▶ WHAT TO WORK ON: The data must be returned in full and exactly as given.

▶ RAW RECORDS:
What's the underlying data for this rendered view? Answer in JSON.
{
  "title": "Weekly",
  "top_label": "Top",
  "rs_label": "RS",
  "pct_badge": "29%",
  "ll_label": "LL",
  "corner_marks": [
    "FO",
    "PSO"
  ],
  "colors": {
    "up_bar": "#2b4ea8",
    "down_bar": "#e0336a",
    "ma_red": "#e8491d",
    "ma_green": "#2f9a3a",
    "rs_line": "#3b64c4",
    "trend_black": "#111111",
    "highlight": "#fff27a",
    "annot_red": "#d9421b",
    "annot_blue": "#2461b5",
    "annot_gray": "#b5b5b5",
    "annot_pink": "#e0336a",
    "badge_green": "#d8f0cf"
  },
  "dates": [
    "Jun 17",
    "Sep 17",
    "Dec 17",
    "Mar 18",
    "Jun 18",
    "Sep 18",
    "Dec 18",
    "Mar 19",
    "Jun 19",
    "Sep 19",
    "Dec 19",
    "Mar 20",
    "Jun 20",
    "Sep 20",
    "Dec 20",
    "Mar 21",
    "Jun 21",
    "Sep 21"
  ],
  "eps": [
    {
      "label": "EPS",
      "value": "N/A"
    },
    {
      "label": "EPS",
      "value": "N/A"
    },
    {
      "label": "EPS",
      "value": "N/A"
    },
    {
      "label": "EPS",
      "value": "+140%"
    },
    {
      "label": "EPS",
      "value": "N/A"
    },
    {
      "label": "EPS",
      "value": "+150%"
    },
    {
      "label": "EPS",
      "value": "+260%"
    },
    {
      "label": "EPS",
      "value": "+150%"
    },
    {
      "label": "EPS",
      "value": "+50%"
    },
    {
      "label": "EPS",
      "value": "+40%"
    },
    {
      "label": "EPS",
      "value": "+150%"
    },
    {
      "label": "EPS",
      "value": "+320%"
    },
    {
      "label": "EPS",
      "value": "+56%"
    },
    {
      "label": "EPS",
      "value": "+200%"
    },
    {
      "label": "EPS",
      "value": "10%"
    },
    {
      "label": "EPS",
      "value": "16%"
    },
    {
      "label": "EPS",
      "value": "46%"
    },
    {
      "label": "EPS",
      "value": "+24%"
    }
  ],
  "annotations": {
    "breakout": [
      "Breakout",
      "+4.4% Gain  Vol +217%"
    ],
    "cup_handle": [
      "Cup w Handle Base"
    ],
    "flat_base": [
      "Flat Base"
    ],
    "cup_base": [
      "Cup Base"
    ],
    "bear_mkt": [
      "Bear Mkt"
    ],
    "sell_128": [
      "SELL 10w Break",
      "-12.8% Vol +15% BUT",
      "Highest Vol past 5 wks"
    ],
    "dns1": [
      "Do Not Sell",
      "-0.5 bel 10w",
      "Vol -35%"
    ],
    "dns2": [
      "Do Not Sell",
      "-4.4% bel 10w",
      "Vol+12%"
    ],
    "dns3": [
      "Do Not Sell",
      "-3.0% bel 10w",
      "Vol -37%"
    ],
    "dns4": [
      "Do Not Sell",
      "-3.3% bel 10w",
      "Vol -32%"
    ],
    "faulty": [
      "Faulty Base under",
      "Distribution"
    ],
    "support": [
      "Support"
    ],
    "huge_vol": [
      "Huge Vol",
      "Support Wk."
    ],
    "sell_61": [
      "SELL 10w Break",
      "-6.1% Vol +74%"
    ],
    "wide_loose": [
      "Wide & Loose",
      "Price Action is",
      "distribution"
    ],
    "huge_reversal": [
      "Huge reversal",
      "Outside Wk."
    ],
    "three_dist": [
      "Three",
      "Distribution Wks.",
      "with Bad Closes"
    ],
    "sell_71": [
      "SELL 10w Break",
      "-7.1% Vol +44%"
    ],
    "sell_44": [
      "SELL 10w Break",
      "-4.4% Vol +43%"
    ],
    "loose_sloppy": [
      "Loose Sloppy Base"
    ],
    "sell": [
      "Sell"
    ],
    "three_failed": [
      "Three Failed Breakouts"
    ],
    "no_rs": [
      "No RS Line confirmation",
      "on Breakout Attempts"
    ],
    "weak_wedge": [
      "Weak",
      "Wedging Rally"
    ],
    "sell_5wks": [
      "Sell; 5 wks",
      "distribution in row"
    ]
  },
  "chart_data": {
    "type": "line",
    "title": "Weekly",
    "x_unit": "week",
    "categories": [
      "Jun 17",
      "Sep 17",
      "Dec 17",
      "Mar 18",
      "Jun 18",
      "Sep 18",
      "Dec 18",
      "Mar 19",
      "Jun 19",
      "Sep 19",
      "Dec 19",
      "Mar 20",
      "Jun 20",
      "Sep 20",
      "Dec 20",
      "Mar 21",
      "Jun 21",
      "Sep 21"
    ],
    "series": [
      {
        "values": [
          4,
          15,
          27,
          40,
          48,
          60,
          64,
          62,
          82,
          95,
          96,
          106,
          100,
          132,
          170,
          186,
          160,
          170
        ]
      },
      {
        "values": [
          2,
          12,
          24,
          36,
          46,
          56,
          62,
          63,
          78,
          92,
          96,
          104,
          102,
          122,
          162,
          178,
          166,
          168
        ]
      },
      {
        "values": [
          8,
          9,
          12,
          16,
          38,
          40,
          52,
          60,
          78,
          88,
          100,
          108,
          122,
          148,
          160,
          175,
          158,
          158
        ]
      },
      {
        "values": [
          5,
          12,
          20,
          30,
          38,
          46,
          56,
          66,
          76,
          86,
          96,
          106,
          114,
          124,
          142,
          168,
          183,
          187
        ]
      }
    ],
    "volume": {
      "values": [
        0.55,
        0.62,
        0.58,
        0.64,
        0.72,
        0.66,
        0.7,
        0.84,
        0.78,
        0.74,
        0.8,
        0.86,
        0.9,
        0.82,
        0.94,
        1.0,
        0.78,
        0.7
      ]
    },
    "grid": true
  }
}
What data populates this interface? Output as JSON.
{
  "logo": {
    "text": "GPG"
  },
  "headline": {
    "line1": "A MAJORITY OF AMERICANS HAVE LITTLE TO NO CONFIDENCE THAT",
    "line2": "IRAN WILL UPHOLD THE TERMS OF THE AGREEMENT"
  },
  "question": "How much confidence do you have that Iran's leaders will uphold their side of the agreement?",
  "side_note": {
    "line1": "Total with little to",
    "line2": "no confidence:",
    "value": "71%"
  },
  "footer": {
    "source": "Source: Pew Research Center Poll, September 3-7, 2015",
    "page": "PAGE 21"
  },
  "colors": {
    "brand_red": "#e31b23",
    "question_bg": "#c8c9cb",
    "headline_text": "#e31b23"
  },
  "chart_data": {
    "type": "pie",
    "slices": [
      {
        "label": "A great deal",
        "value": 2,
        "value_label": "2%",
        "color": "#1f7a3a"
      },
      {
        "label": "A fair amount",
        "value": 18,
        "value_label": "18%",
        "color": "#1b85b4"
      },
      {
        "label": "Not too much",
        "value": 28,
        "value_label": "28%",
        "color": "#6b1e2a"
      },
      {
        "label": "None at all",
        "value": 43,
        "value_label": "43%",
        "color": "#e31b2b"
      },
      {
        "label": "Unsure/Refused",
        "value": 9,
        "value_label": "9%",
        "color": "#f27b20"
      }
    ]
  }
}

▶ THE ANSWER:
What's the underlying data for this rendered view? Answer in JSON.
{
  "title": "Weekly",
  "top_label": "Top",
  "rs_label": "RS",
  "pct_badge": "29%",
  "ll_label": "LL",
  "corner_marks": [
    "FO",
    "PSO"
  ],
  "colors": {
    "up_bar": "#2b4ea8",
    "down_bar": "#e0336a",
    "ma_red": "#e8491d",
    "ma_green": "#2f9a3a",
    "rs_line": "#3b64c4",
    "trend_black": "#111111",
    "highlight": "#fff27a",
    "annot_red": "#d9421b",
    "annot_blue": "#2461b5",
    "annot_gray": "#b5b5b5",
    "annot_pink": "#e0336a",
    "badge_green": "#d8f0cf"
  },
  "dates": [
    "Jun 17",
    "Sep 17",
    "Dec 17",
    "Mar 18",
    "Jun 18",
    "Sep 18",
    "Dec 18",
    "Mar 19",
    "Jun 19",
    "Sep 19",
    "Dec 19",
    "Mar 20",
    "Jun 20",
    "Sep 20",
    "Dec 20",
    "Mar 21",
    "Jun 21",
    "Sep 21"
  ],
  "eps": [
    {
      "label": "EPS",
      "value": "N/A"
    },
    {
      "label": "EPS",
      "value": "N/A"
    },
    {
      "label": "EPS",
      "value": "N/A"
    },
    {
      "label": "EPS",
      "value": "+140%"
    },
    {
      "label": "EPS",
      "value": "N/A"
    },
    {
      "label": "EPS",
      "value": "+150%"
    },
    {
      "label": "EPS",
      "value": "+260%"
    },
    {
      "label": "EPS",
      "value": "+150%"
    },
    {
      "label": "EPS",
      "value": "+50%"
    },
    {
      "label": "EPS",
      "value": "+40%"
    },
    {
      "label": "EPS",
      "value": "+150%"
    },
    {
      "label": "EPS",
      "value": "+320%"
    },
    {
      "label": "EPS",
      "value": "+56%"
    },
    {
      "label": "EPS",
      "value": "+200%"
    },
    {
      "label": "EPS",
      "value": "10%"
    },
    {
      "label": "EPS",
      "value": "16%"
    },
    {
      "label": "EPS",
      "value": "46%"
    },
    {
      "label": "EPS",
      "value": "+24%"
    }
  ],
  "annotations": {
    "breakout": [
      "Breakout",
      "+4.4% Gain  Vol +217%"
    ],
    "cup_handle": [
      "Cup w Handle Base"
    ],
    "flat_base": [
      "Flat Base"
    ],
    "cup_base": [
      "Cup Base"
    ],
    "bear_mkt": [
      "Bear Mkt"
    ],
    "sell_128": [
      "SELL 10w Break",
      "-12.8% Vol +15% BUT",
      "Highest Vol past 5 wks"
    ],
    "dns1": [
      "Do Not Sell",
      "-0.5 bel 10w",
      "Vol -35%"
    ],
    "dns2": [
      "Do Not Sell",
      "-4.4% bel 10w",
      "Vol+12%"
    ],
    "dns3": [
      "Do Not Sell",
      "-3.0% bel 10w",
      "Vol -37%"
    ],
    "dns4": [
      "Do Not Sell",
      "-3.3% bel 10w",
      "Vol -32%"
    ],
    "faulty": [
      "Faulty Base under",
      "Distribution"
    ],
    "support": [
      "Support"
    ],
    "huge_vol": [
      "Huge Vol",
      "Support Wk."
    ],
    "sell_61": [
      "SELL 10w Break",
      "-6.1% Vol +74%"
    ],
    "wide_loose": [
      "Wide & Loose",
      "Price Action is",
      "distribution"
    ],
    "huge_reversal": [
      "Huge reversal",
      "Outside Wk."
    ],
    "three_dist": [
      "Three",
      "Distribution Wks.",
      "with Bad Closes"
    ],
    "sell_71": [
      "SELL 10w Break",
      "-7.1% Vol +44%"
    ],
    "sell_44": [
      "SELL 10w Break",
      "-4.4% Vol +43%"
    ],
    "loose_sloppy": [
      "Loose Sloppy Base"
    ],
    "sell": [
      "Sell"
    ],
    "three_failed": [
      "Three Failed Breakouts"
    ],
    "no_rs": [
      "No RS Line confirmation",
      "on Breakout Attempts"
    ],
    "weak_wedge": [
      "Weak",
      "Wedging Rally"
    ],
    "sell_5wks": [
      "Sell; 5 wks",
      "distribution in row"
    ]
  },
  "chart_data": {
    "type": "line",
    "title": "Weekly",
    "x_unit": "week",
    "categories": [
      "Jun 17",
      "Sep 17",
      "Dec 17",
      "Mar 18",
      "Jun 18",
      "Sep 18",
      "Dec 18",
      "Mar 19",
      "Jun 19",
      "Sep 19",
      "Dec 19",
      "Mar 20",
      "Jun 20",
      "Sep 20",
      "Dec 20",
      "Mar 21",
      "Jun 21",
      "Sep 21"
    ],
    "series": [
      {
        "values": [
          4,
          15,
          27,
          40,
          48,
          60,
          64,
          62,
          82,
          95,
          96,
          106,
          100,
          132,
          170,
          186,
          160,
          170
        ]
      },
      {
        "values": [
          2,
          12,
          24,
          36,
          46,
          56,
          62,
          63,
          78,
          92,
          96,
          104,
          102,
          122,
          162,
          178,
          166,
          168
        ]
      },
      {
        "values": [
          8,
          9,
          12,
          16,
          38,
          40,
          52,
          60,
          78,
          88,
          100,
          108,
          122,
          148,
          160,
          175,
          158,
          158
        ]
      },
      {
        "values": [
          5,
          12,
          20,
          30,
          38,
          46,
          56,
          66,
          76,
          86,
          96,
          106,
          114,
          124,
          142,
          168,
          183,
          187
        ]
      }
    ],
    "volume": {
      "values": [
        0.55,
        0.62,
        0.58,
        0.64,
        0.72,
        0.66,
        0.7,
        0.84,
        0.78,
        0.74,
        0.8,
        0.86,
        0.9,
        0.82,
        0.94,
        1.0,
        0.78,
        0.7
      ]
    },
    "grid": true
  }
}
What data populates this interface? Output as JSON.
{
  "logo": {
    "text": "GPG"
  },
  "headline": {
    "line1": "A MAJORITY OF AMERICANS HAVE LITTLE TO NO CONFIDENCE THAT",
    "line2": "IRAN WILL UPHOLD THE TERMS OF THE AGREEMENT"
  },
  "question": "How much confidence do you have that Iran's leaders will uphold their side of the agreement?",
  "side_note": {
    "line1": "Total with little to",
    "line2": "no confidence:",
    "value": "71%"
  },
  "footer": {
    "source": "Source: Pew Research Center Poll, September 3-7, 2015",
    "page": "PAGE 21"
  },
  "colors": {
    "brand_red": "#e31b23",
    "question_bg": "#c8c9cb",
    "headline_text": "#e31b23"
  },
  "chart_data": {
    "type": "pie",
    "slices": [
      {
        "label": "A great deal",
        "value": 2,
        "value_label": "2%",
        "color": "#1f7a3a"
      },
      {
        "label": "A fair amount",
        "value": 18,
        "value_label": "18%",
        "color": "#1b85b4"
      },
      {
        "label": "Not too much",
        "value": 28,
        "value_label": "28%",
        "color": "#6b1e2a"
      },
      {
        "label": "None at all",
        "value": 43,
        "value_label": "43%",
        "color": "#e31b2b"
      },
      {
        "label": "Unsure/Refused",
        "value": 9,
        "value_label": "9%",
        "color": "#f27b20"
      }
    ]
  }
}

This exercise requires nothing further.